◆ **Your objective**: Only the number is wanted: how many lines hold the word "이기적으로"?

[Data extracted from a collection]
◇ ◇ ◇
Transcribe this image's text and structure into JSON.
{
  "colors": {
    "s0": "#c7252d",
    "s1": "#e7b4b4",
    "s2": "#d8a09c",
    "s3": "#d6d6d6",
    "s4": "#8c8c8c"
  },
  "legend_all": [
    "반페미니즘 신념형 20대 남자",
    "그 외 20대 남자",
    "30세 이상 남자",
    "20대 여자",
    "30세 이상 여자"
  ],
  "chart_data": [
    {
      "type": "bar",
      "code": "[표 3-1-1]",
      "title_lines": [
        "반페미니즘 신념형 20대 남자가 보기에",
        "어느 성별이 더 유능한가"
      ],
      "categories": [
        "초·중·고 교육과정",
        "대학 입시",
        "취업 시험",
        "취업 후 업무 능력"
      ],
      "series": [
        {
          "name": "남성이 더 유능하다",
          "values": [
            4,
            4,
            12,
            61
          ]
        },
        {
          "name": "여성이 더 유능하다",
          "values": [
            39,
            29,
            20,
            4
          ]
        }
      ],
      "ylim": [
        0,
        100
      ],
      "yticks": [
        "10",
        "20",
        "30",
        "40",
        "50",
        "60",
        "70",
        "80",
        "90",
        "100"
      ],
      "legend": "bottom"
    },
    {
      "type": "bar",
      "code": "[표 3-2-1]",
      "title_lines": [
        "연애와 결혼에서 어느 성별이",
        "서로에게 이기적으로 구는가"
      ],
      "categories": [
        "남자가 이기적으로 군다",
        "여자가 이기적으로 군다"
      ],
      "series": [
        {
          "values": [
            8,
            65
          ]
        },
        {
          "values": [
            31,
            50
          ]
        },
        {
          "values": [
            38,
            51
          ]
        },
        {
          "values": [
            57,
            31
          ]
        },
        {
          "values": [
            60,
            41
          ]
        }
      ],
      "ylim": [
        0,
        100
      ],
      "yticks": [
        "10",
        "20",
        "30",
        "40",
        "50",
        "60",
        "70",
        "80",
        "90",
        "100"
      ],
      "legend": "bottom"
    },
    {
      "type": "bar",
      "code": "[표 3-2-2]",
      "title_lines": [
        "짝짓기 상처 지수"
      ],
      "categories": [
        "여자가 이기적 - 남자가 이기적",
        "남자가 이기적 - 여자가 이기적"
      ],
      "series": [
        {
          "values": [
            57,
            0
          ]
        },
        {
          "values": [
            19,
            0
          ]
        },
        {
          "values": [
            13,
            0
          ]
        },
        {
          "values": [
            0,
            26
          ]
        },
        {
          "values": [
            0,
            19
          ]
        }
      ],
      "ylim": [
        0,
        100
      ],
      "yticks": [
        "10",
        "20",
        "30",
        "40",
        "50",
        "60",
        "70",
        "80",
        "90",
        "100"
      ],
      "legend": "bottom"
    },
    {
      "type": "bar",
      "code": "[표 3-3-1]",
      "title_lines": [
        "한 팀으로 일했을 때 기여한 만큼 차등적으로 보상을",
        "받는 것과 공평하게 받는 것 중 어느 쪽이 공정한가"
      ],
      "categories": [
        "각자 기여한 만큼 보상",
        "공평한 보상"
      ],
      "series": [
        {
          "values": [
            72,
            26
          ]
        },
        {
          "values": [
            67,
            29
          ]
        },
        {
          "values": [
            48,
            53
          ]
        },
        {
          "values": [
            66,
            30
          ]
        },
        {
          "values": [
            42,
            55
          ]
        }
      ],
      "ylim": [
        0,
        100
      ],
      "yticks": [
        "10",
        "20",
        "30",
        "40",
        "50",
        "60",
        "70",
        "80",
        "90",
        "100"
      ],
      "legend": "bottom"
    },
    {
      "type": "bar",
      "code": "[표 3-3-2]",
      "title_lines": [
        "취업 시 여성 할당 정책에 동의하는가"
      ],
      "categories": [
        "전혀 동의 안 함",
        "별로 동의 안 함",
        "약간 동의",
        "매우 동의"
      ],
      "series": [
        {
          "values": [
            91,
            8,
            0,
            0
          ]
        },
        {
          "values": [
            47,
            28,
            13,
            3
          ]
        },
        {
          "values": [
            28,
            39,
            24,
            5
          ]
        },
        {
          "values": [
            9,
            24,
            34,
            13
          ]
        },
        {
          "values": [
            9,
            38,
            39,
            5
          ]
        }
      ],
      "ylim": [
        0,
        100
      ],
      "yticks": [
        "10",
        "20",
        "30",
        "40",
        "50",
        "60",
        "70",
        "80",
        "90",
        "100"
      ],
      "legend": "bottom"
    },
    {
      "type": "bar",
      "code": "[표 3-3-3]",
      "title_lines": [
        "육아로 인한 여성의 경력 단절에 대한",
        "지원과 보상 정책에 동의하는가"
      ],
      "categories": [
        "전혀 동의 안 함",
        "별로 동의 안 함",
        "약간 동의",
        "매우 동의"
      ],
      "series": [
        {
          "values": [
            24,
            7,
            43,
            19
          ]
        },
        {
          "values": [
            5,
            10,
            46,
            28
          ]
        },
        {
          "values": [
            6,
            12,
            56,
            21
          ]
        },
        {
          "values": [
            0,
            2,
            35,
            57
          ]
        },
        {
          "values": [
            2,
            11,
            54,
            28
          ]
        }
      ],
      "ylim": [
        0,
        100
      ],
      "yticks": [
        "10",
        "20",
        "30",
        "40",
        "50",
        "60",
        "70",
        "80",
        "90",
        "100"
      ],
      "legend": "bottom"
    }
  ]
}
◇ ◇ ◇
◆ **Solution for this problem**: 3